------ Records for the exercise ------

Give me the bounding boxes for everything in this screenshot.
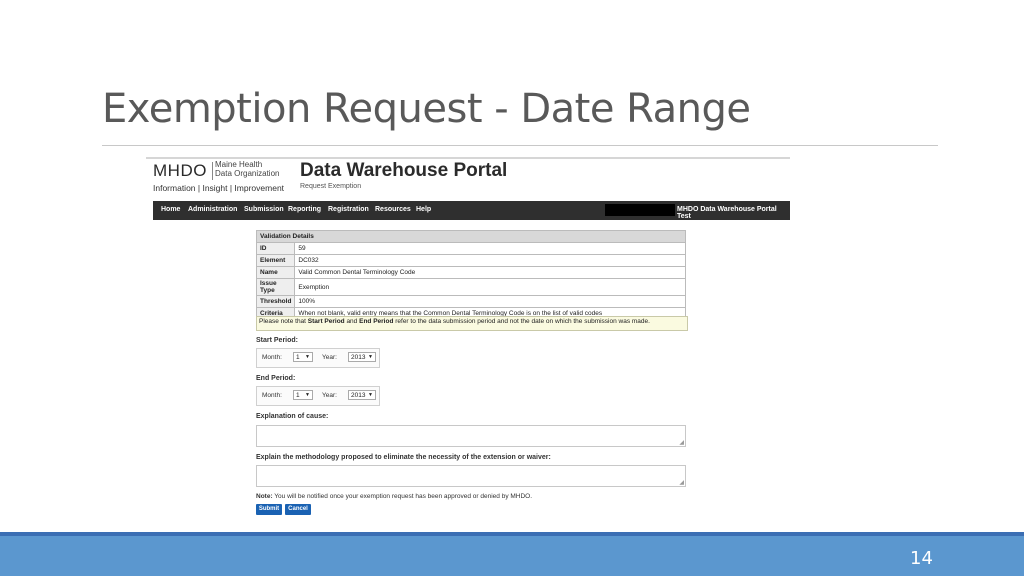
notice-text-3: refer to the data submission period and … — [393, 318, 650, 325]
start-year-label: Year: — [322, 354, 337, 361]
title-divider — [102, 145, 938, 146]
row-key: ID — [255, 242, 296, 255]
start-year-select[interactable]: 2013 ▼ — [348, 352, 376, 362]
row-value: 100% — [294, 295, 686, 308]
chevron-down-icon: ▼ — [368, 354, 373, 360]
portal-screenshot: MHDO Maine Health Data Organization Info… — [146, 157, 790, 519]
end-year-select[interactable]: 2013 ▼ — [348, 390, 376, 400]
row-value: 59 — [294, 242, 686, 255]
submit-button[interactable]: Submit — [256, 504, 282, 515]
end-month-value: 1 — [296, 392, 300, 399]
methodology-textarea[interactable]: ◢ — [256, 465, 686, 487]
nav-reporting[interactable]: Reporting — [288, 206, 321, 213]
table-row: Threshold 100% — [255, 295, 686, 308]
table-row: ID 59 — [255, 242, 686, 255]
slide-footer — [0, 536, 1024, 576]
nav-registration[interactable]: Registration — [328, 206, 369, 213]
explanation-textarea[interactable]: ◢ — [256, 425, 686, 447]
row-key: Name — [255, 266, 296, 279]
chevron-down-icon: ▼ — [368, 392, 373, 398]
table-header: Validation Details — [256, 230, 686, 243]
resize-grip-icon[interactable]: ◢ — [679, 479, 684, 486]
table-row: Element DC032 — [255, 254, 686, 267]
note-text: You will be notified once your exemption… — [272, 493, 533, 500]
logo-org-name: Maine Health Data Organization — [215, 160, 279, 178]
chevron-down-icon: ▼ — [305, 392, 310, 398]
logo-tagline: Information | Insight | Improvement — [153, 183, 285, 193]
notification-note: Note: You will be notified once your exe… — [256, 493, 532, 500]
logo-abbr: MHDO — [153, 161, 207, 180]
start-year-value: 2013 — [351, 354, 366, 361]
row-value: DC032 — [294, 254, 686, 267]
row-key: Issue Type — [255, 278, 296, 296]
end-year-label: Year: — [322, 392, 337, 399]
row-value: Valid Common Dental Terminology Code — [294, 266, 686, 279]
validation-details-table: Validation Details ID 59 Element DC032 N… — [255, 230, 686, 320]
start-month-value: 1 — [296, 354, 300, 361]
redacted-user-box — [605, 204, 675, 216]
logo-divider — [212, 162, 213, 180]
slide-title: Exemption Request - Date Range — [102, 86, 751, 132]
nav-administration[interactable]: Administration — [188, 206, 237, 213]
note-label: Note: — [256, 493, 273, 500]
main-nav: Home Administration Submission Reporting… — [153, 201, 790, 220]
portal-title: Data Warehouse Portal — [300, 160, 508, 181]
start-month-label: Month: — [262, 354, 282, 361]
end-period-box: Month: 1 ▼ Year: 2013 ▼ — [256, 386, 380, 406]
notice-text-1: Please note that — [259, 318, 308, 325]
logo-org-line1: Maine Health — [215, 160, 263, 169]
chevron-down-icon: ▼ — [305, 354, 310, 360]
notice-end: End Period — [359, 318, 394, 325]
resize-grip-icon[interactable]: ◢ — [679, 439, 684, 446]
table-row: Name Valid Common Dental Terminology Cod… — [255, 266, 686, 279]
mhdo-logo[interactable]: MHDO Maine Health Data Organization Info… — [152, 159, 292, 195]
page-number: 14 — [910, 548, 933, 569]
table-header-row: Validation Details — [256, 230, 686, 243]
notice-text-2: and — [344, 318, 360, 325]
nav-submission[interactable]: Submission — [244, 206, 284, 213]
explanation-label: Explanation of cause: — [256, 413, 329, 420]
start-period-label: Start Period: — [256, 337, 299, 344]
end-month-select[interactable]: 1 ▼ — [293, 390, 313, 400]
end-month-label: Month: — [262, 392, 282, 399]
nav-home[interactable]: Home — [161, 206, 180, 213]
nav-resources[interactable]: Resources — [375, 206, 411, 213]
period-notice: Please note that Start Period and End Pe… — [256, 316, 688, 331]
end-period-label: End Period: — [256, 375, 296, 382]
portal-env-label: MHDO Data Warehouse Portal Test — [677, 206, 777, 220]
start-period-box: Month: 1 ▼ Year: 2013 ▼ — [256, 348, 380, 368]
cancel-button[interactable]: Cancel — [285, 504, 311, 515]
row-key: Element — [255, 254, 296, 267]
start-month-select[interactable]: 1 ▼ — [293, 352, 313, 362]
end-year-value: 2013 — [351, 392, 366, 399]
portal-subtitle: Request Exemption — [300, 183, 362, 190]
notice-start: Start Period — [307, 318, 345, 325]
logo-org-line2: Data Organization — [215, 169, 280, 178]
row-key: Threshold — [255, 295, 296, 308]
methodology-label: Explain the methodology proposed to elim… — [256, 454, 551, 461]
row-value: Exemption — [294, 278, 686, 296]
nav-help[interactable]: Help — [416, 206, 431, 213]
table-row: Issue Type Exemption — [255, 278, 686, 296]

------

To be done:
Reproduce word for word everything from the line containing "notice-text-3: refer to" down to the line containing "row-value: DC032 — [294, 254, 686, 267]", with both of those lines included.

In response:
notice-text-3: refer to the data submission period and … — [393, 318, 650, 325]
start-year-label: Year: — [322, 354, 337, 361]
title-divider — [102, 145, 938, 146]
row-key: ID — [255, 242, 296, 255]
start-year-select[interactable]: 2013 ▼ — [348, 352, 376, 362]
row-value: 100% — [294, 295, 686, 308]
chevron-down-icon: ▼ — [368, 354, 373, 360]
portal-screenshot: MHDO Maine Health Data Organization Info… — [146, 157, 790, 519]
end-year-select[interactable]: 2013 ▼ — [348, 390, 376, 400]
row-value: 59 — [294, 242, 686, 255]
submit-button[interactable]: Submit — [256, 504, 282, 515]
end-month-value: 1 — [296, 392, 300, 399]
methodology-textarea[interactable]: ◢ — [256, 465, 686, 487]
nav-reporting[interactable]: Reporting — [288, 206, 321, 213]
table-row: Threshold 100% — [255, 295, 686, 308]
table-row: ID 59 — [255, 242, 686, 255]
slide-footer — [0, 536, 1024, 576]
nav-registration[interactable]: Registration — [328, 206, 369, 213]
explanation-textarea[interactable]: ◢ — [256, 425, 686, 447]
row-key: Name — [255, 266, 296, 279]
chevron-down-icon: ▼ — [368, 392, 373, 398]
table-header: Validation Details — [256, 230, 686, 243]
resize-grip-icon[interactable]: ◢ — [679, 479, 684, 486]
table-row: Element DC032 — [255, 254, 686, 267]
note-text: You will be notified once your exemption… — [272, 493, 533, 500]
logo-org-name: Maine Health Data Organization — [215, 160, 279, 178]
chevron-down-icon: ▼ — [305, 392, 310, 398]
logo-tagline: Information | Insight | Improvement — [153, 183, 285, 193]
notification-note: Note: You will be notified once your exe… — [256, 493, 532, 500]
logo-abbr: MHDO — [153, 161, 207, 180]
start-year-value: 2013 — [351, 354, 366, 361]
row-value: DC032 — [294, 254, 686, 267]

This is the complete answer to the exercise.